[Data excerpts]
-=-=-=-=-
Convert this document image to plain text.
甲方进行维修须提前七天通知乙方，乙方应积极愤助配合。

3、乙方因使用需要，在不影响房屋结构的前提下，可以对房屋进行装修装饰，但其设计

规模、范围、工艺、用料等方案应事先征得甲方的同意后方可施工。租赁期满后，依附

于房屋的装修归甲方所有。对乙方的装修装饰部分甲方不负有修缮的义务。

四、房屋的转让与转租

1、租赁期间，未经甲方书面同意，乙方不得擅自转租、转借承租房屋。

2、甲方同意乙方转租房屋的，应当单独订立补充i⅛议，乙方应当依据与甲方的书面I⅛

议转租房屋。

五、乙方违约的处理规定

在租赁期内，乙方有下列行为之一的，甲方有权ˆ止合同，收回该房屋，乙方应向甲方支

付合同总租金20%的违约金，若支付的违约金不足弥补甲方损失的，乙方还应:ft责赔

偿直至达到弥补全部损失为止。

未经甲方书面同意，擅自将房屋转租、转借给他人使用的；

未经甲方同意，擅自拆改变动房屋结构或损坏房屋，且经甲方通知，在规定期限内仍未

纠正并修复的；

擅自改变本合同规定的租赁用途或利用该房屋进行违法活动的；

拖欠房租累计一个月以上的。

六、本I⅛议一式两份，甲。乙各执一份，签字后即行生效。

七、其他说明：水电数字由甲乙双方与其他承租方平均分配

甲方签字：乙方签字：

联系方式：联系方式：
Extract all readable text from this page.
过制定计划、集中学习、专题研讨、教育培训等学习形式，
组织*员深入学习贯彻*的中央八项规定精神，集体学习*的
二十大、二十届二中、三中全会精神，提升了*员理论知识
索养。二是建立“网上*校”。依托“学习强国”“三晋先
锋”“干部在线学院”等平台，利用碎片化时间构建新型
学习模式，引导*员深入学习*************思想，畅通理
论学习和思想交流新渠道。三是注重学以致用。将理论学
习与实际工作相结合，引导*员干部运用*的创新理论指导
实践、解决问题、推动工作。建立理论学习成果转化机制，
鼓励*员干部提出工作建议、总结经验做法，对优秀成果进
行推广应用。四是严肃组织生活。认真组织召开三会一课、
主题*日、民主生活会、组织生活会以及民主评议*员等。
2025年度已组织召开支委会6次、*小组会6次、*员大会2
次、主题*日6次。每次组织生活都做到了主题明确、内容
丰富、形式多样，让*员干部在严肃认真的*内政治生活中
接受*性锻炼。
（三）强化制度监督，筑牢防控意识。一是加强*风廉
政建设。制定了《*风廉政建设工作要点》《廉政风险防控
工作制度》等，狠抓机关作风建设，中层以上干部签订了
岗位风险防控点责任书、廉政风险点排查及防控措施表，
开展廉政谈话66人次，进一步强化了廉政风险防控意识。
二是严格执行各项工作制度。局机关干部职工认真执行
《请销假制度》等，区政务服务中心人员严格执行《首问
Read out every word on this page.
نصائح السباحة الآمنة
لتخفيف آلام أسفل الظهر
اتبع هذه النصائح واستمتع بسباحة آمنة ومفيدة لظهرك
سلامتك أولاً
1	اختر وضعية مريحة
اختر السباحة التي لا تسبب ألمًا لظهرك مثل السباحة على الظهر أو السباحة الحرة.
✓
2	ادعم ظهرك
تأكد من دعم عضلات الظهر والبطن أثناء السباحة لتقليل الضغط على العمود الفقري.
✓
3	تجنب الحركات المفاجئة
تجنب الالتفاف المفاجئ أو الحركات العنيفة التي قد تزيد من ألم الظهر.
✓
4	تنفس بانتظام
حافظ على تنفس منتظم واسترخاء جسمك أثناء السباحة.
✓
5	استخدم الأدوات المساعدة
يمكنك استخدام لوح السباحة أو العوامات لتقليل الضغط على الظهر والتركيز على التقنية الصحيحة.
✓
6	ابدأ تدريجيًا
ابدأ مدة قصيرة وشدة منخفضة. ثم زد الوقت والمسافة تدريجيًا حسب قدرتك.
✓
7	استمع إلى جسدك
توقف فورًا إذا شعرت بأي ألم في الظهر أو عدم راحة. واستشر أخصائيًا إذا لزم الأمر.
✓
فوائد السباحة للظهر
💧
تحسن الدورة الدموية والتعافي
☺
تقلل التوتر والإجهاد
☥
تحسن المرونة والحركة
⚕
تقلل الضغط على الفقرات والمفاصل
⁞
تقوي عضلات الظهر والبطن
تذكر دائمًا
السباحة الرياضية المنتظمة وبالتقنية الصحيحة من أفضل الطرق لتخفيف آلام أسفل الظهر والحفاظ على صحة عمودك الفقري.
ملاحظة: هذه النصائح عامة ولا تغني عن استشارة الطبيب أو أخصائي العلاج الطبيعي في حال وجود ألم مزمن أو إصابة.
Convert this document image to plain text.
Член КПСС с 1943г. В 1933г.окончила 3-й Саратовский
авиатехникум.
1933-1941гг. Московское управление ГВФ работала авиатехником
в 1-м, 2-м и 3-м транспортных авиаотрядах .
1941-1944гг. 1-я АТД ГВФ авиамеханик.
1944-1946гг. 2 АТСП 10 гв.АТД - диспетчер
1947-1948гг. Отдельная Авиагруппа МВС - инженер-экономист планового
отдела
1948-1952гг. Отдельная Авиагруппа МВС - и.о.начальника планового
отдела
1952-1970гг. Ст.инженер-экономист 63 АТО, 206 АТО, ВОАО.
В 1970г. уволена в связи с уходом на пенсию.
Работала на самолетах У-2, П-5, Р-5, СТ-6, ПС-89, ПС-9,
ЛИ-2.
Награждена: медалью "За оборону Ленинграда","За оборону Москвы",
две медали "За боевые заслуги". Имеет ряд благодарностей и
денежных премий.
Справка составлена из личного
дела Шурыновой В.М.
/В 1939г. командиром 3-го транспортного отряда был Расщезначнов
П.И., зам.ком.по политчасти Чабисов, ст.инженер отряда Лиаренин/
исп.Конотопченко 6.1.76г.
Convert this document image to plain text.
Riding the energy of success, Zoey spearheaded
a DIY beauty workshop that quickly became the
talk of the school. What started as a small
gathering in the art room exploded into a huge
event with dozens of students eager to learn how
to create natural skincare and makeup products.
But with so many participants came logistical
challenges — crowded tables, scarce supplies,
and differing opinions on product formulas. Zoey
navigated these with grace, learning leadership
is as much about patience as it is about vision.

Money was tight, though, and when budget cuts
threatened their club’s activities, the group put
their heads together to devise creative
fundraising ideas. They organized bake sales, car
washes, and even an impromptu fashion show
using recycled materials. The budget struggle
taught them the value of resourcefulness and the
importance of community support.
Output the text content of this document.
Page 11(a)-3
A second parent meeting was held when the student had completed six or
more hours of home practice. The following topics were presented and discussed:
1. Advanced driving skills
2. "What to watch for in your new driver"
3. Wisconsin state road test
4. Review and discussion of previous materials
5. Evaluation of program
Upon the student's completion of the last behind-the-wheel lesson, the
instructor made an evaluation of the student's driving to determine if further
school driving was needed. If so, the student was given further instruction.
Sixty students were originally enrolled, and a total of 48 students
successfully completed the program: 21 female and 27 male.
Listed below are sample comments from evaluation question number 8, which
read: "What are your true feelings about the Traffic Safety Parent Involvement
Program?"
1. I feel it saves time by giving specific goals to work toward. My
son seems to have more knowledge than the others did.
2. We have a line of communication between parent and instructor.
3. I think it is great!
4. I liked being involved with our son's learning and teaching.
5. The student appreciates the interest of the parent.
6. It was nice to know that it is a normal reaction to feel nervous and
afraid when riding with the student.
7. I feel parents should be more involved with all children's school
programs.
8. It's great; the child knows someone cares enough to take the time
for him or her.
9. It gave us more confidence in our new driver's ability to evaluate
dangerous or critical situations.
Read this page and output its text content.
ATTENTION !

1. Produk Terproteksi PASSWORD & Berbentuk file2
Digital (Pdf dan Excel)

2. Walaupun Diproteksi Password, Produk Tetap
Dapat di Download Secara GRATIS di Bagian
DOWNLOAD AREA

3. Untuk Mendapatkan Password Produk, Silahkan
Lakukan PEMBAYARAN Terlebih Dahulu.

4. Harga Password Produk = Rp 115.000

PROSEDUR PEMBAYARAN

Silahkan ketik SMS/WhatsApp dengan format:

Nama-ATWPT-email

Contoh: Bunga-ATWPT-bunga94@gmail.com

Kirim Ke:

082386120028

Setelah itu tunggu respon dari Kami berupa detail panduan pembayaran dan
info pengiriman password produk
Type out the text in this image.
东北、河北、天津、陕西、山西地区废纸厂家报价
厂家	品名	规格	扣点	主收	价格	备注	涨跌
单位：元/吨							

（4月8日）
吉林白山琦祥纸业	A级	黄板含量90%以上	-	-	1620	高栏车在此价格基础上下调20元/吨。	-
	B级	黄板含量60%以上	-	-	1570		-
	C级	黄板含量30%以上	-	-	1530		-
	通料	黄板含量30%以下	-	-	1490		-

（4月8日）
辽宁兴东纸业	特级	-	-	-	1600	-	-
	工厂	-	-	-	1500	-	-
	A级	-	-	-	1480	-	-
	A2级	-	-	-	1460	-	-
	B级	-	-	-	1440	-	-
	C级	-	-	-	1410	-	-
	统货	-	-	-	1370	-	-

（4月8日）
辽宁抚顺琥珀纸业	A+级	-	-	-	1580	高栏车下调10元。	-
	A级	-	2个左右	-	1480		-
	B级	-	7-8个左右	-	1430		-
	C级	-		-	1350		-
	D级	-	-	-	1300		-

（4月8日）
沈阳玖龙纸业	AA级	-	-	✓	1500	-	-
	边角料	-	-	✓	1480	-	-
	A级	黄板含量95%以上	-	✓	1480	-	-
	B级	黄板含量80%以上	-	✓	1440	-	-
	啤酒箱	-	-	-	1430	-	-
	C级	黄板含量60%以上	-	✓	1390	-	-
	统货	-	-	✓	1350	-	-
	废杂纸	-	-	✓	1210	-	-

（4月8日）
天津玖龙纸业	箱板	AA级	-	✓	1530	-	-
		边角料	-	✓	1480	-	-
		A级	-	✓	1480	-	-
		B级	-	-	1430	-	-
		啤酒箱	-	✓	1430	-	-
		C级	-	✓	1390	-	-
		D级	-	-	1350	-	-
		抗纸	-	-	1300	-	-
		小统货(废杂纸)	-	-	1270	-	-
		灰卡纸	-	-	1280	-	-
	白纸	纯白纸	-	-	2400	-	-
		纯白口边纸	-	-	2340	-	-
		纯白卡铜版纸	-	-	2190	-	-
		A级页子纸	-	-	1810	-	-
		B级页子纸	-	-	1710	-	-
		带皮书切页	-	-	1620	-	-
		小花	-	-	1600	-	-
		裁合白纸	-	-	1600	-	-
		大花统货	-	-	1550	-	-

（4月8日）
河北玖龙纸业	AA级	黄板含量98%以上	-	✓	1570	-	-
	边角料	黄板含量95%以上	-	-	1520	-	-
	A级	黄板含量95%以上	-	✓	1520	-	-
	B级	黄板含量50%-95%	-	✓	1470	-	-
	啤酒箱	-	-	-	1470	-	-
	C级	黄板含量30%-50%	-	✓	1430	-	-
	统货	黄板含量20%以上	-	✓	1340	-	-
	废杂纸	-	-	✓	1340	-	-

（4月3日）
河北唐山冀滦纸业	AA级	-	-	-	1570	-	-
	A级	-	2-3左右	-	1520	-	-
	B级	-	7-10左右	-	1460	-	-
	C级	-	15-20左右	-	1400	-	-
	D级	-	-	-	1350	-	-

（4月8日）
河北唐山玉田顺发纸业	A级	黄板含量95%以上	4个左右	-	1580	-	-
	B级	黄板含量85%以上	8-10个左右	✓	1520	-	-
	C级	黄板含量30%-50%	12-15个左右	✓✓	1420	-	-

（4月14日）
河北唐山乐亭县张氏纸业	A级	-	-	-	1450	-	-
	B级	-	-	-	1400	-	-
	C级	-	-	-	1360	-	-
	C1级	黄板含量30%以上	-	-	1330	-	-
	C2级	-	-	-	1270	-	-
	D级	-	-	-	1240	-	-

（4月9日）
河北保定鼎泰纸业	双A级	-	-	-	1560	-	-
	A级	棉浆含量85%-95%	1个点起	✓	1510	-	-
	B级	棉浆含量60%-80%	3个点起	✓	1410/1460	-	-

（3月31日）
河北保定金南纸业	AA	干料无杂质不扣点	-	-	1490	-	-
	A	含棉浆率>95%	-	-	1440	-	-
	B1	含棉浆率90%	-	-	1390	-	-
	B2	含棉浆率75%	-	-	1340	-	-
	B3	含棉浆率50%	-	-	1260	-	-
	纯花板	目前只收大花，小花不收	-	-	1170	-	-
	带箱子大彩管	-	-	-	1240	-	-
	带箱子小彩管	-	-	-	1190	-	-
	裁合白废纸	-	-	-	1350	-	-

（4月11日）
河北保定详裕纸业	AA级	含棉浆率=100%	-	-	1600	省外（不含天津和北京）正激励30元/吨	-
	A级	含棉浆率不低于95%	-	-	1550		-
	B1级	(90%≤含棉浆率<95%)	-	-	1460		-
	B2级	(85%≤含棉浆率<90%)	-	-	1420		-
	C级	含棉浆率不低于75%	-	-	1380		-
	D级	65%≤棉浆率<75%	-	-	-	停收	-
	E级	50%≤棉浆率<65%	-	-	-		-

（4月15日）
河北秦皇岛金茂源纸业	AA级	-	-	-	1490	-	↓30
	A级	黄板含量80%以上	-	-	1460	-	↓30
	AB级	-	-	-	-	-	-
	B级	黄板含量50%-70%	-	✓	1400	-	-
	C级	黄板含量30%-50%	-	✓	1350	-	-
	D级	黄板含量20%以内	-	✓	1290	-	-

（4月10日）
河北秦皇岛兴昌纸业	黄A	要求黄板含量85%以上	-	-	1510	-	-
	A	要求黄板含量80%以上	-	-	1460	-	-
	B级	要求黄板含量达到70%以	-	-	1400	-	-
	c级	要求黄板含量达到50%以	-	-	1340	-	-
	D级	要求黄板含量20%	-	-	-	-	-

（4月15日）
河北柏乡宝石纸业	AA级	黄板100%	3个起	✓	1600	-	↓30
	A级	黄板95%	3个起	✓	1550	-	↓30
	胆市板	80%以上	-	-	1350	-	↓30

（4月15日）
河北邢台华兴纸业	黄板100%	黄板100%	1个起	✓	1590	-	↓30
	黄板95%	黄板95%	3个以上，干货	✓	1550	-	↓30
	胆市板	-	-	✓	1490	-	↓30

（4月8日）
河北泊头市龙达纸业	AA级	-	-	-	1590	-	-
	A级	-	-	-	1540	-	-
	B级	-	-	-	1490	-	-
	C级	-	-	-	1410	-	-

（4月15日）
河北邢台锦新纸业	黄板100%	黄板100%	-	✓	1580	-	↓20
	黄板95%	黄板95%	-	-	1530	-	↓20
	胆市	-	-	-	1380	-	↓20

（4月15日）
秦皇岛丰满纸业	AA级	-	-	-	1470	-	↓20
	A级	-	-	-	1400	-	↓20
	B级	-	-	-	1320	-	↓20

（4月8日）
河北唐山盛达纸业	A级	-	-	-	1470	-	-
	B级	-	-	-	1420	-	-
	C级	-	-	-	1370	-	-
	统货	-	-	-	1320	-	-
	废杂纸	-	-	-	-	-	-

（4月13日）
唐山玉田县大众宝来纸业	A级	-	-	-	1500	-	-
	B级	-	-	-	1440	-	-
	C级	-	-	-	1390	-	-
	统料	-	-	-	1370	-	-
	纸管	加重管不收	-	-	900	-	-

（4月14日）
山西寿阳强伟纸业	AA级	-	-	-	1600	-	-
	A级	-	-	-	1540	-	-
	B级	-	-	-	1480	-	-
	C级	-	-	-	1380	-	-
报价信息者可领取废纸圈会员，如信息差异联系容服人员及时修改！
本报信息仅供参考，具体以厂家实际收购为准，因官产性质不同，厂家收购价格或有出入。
-=-=-=-=-
#### Task
Show every line where the string "تقلل" appears.

#### The response
تقلل التوتر والإجهاد
تقلل الضغط على الفقرات والمفاصل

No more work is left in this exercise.